From the material below, list every line containing "icon".

Collected data entries
-------
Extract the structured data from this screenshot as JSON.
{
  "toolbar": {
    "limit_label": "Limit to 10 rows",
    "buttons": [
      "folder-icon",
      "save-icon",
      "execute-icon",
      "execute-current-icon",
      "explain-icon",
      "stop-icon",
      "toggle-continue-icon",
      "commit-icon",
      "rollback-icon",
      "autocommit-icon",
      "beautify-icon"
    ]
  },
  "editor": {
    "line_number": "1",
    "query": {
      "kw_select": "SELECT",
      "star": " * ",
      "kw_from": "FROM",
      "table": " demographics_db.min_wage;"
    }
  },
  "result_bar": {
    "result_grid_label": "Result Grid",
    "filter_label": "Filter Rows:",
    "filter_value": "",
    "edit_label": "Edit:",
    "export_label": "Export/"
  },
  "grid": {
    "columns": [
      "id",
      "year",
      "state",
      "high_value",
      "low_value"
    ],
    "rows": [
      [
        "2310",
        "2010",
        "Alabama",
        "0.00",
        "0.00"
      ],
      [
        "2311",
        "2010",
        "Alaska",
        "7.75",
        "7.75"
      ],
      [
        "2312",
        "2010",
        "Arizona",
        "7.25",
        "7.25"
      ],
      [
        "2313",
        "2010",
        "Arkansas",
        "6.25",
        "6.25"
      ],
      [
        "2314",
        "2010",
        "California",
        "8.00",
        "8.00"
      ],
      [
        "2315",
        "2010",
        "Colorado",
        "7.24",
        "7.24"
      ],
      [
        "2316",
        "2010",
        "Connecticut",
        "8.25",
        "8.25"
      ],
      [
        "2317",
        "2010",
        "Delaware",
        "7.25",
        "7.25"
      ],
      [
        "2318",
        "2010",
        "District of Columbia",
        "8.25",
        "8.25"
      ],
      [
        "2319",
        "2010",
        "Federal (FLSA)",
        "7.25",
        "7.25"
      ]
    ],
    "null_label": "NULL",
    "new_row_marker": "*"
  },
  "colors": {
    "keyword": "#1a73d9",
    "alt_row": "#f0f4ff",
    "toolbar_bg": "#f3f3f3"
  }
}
-------
RESPONSE TO THE EXERCISE —
      "folder-icon",
      "save-icon",
      "execute-icon",
      "execute-current-icon",
      "explain-icon",
      "stop-icon",
      "toggle-continue-icon",
      "commit-icon",
      "rollback-icon",
      "autocommit-icon",
      "beautify-icon"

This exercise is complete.